[给定文本]
◆ ◆ ◆ ◆ ◆
数据分析-人口分析为例
import numpy as np
import pandas as pd
读文件:
abb=pd.read_csv('./data/state-abbrevs.csv')
area=pd.read_csv('./data/state-areas.csv')
population=pd.read_csv('./data/state-population.csv')
合并abb和population:
abb_pop=pd.merge(abb,population,left_on='abbreviation',right_on='state/region',how='outer')
删除重复数据:
abb_pop.drop(labels='abbreviation',axis=1,inplace=True)
查看哪些列有NAN
abb_pop.isnull().any(axis=0)
stat列为空的行对应的state/region的数值:
abb_pop.loc[abb_pop['state'].isnull()]['state/region'].unique()
补全:
indexs=abb_pop.loc[abb_pop['state/region']=='USA'].index
abb_pop.loc[indexs,'state']='United state'
indexs=abb_pop.loc[abb_pop['state/region']=='PR'].index
abb_pop.loc[indexs,'state']='PPR'
合并地区:
abb_pop_area=pd.merge(abb_pop,area,how='outer')
删除地区area (sq. mi)中有NAN的值
indexs=abb_pop_area.loc[abb_pop_area['area (sq. mi)'].isnull()].index
abb_pop_area.drop(labels=indexs,axis=0,inplace=True)
查找ages为total和year为2010的行
abb_pop_area.query('ages=="total"&year=="2010"')
求解人口密度:
abb_pop_area['midu']=abb_pop_area['population']/abb_pop_area['area (sq. mi)']
人口密度最大的州:
abb_pop_area.sort_values(by='midu',axis=0,ascending=False).iloc[0]['state']
◆ ◆ ◆ ◆ ◆
[任务要求 1] 请列出人口分析示例中用 pd.read_csv 读取的所有文件路径。
[任务要求 2] 将人口分析示例中以“补全”开头的段落改写为简明的要点列表,并保留其主要信息。
◆ ◆ ◆ ◆ ◆
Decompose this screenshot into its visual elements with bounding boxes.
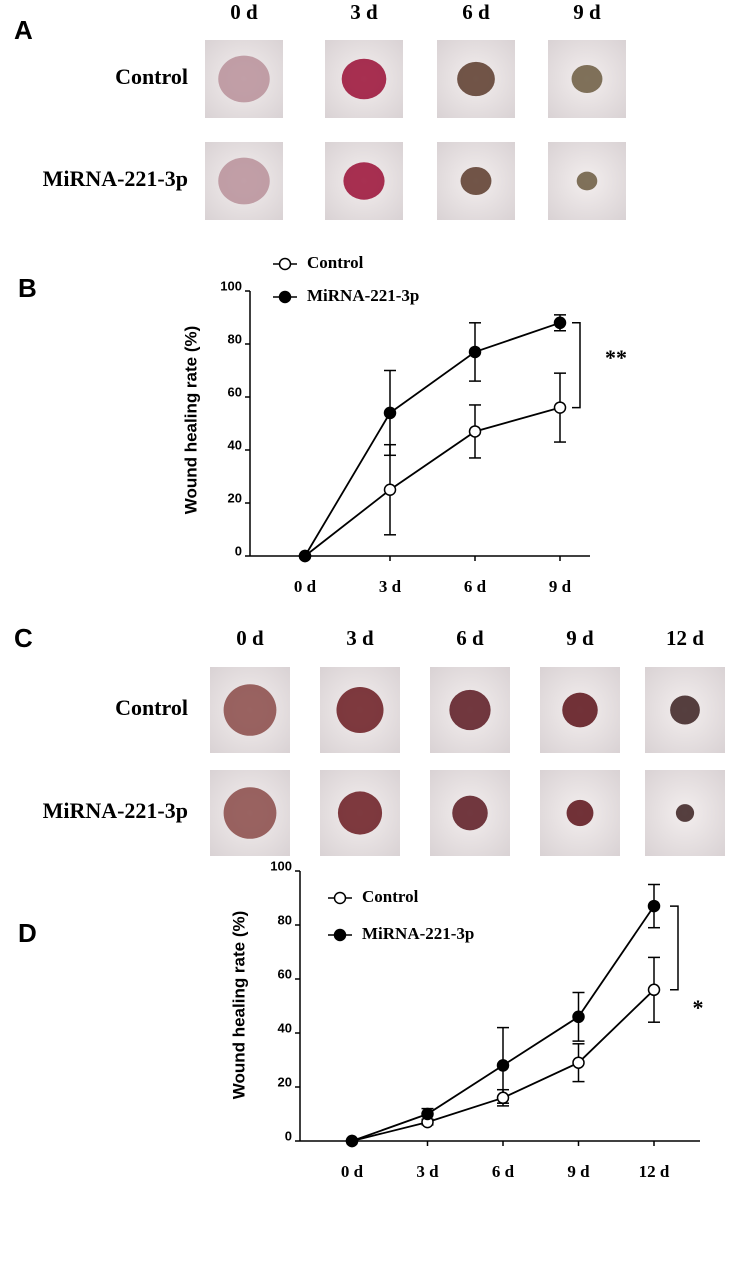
series-line [304,321,561,557]
annotation: * [693,995,704,1020]
column-label: 6 d [456,626,484,650]
legend-label: Control [307,253,364,272]
column-label: 3 d [350,0,378,24]
column-label: 0 d [230,0,258,24]
series-line [304,406,561,557]
column-label: 6 d [462,0,490,24]
y-tick-label: 40 [278,1020,292,1035]
legend-label: MiRNA-221-3p [362,924,474,943]
wound [341,58,387,100]
x-tick-label: 12 d [639,1162,670,1181]
y-tick-label: 40 [228,437,242,452]
significance-bracket [670,905,679,991]
panel-label: C [14,623,33,653]
data-point [468,345,482,359]
y-tick-label: 20 [228,490,242,505]
annotation: ** [605,345,627,370]
data-point [572,1010,585,1024]
y-tick-label: 80 [228,331,242,346]
column-label: 9 d [566,626,594,650]
y-tick-label: 0 [235,543,242,558]
y-tick-label: 100 [270,858,292,873]
wound [223,684,277,736]
significance-bracket [572,322,581,409]
wound [571,64,603,94]
data-point [421,1107,434,1121]
legend-marker [333,928,347,942]
panel-label: D [18,918,37,948]
y-tick-label: 60 [228,384,242,399]
x-tick-label: 6 d [464,577,487,596]
data-point [468,425,482,438]
legend-marker [278,257,292,271]
data-point [383,406,397,420]
x-tick-label: 9 d [567,1162,590,1181]
row-label: MiRNA-221-3p [43,798,188,823]
legend-marker [278,290,292,304]
row-label: Control [115,64,188,89]
wound [460,166,492,196]
panel-label: A [14,15,33,45]
panel-label: B [18,273,37,303]
y-tick-label: 60 [278,966,292,981]
wound [336,687,384,733]
column-label: 0 d [236,626,264,650]
wound [343,162,385,200]
data-point [647,983,661,997]
data-point [496,1091,510,1105]
y-tick-label: 80 [278,912,292,927]
x-tick-label: 6 d [492,1162,515,1181]
wound [218,157,270,205]
legend-marker [333,891,347,905]
wound [452,795,488,831]
column-label: 3 d [346,626,374,650]
data-point [383,483,397,496]
data-point [298,549,312,563]
y-axis-label: Wound healing rate (%) [229,911,248,1100]
row-label: MiRNA-221-3p [43,166,188,191]
wound [449,689,491,731]
x-tick-label: 0 d [341,1162,364,1181]
x-tick-label: 0 d [294,577,317,596]
data-point [572,1056,585,1069]
wound [218,55,270,103]
y-tick-label: 100 [220,278,242,293]
y-axis-label: Wound healing rate (%) [181,326,200,515]
data-point [553,316,567,330]
wound [223,787,277,839]
wound [576,171,598,191]
x-tick-label: 3 d [416,1162,439,1181]
data-point [345,1134,359,1148]
column-label: 9 d [573,0,601,24]
data-point [647,899,661,913]
wound [337,791,383,835]
y-tick-label: 20 [278,1074,292,1089]
x-tick-label: 3 d [379,577,402,596]
data-point [496,1059,510,1072]
row-label: Control [115,695,188,720]
wound [566,799,594,827]
wound [457,61,495,97]
y-tick-label: 0 [285,1128,292,1143]
wound [562,692,598,728]
wound [670,695,700,725]
legend-label: MiRNA-221-3p [307,286,419,305]
legend-label: Control [362,887,419,906]
wound [675,804,695,822]
x-tick-label: 9 d [549,577,572,596]
data-point [553,401,567,414]
column-label: 12 d [666,626,704,650]
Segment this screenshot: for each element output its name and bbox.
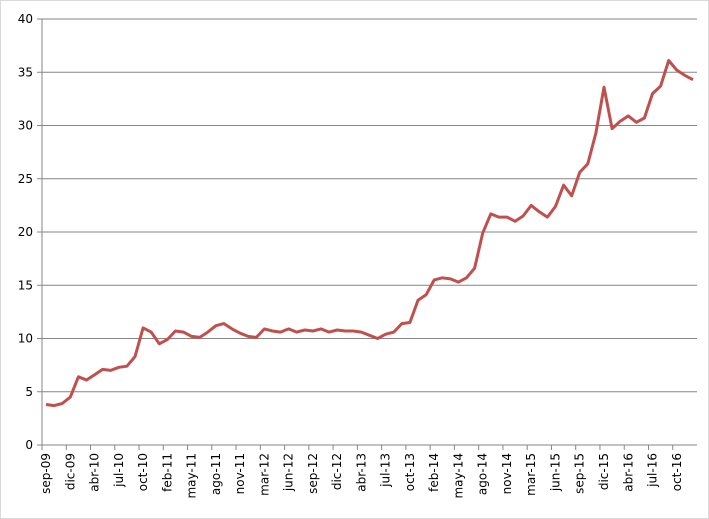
x-tick-label: ago-14 xyxy=(476,453,490,495)
line-series xyxy=(45,59,694,408)
x-tick-label: feb-11 xyxy=(160,453,174,492)
x-tick-label: sep-09 xyxy=(39,453,53,494)
x-tick-label: mar-12 xyxy=(257,453,271,496)
x-tick-label: abr-10 xyxy=(88,453,102,492)
x-tick-label: oct-16 xyxy=(670,453,684,491)
y-tick-label: 35 xyxy=(18,65,33,79)
y-tick-label: 15 xyxy=(18,278,33,292)
x-tick-label: nov-11 xyxy=(233,453,247,494)
y-tick-label: 30 xyxy=(18,119,33,133)
x-tick-label: nov-14 xyxy=(500,453,514,494)
x-tick-label: may-11 xyxy=(185,453,199,499)
y-tick-label: 40 xyxy=(18,12,33,26)
x-tick-label: mar-15 xyxy=(524,453,538,496)
x-tick-label: oct-13 xyxy=(403,453,417,491)
x-tick-label: abr-13 xyxy=(354,453,368,492)
x-tick-label: jun-12 xyxy=(282,453,296,492)
x-tick-label: abr-16 xyxy=(621,453,635,492)
x-tick-label: dic-15 xyxy=(597,453,611,490)
y-tick-label: 20 xyxy=(18,225,33,239)
x-tick-label: sep-15 xyxy=(573,453,587,494)
x-tick-label: jul-10 xyxy=(112,453,126,488)
x-tick-label: oct-10 xyxy=(136,453,150,491)
y-tick-label: 0 xyxy=(25,438,33,452)
x-tick-label: ago-11 xyxy=(209,453,223,495)
x-tick-label: jun-15 xyxy=(548,453,562,492)
x-tick-label: feb-14 xyxy=(427,453,441,492)
x-tick-label: sep-12 xyxy=(306,453,320,494)
x-tick-label: jul-13 xyxy=(379,453,393,488)
x-tick-label: may-14 xyxy=(451,453,465,499)
y-tick-label: 5 xyxy=(25,385,33,399)
y-tick-label: 25 xyxy=(18,172,33,186)
y-tick-label: 10 xyxy=(18,332,33,346)
x-tick-label: jul-16 xyxy=(646,453,660,488)
x-tick-label: dic-12 xyxy=(330,453,344,490)
x-tick-label: dic-09 xyxy=(63,453,77,490)
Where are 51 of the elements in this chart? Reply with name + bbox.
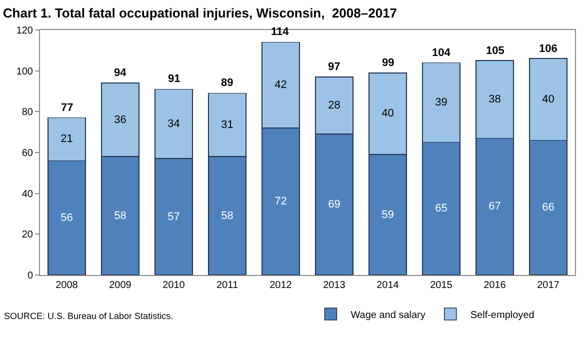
◆ ◆ ◆ ◆ ◆
[任务结果 1]
- ./data/state-abbrevs.csv
- ./data/state-areas.csv
- ./data/state-population.csv

[任务结果 2]
- 找出 abb_pop 中 state/region 为 'USA' 的行索引,将这些行的 state 设为 'United state'。
- 找出 state/region 为 'PR' 的行索引,将这些行的 state 设为 'PPR'。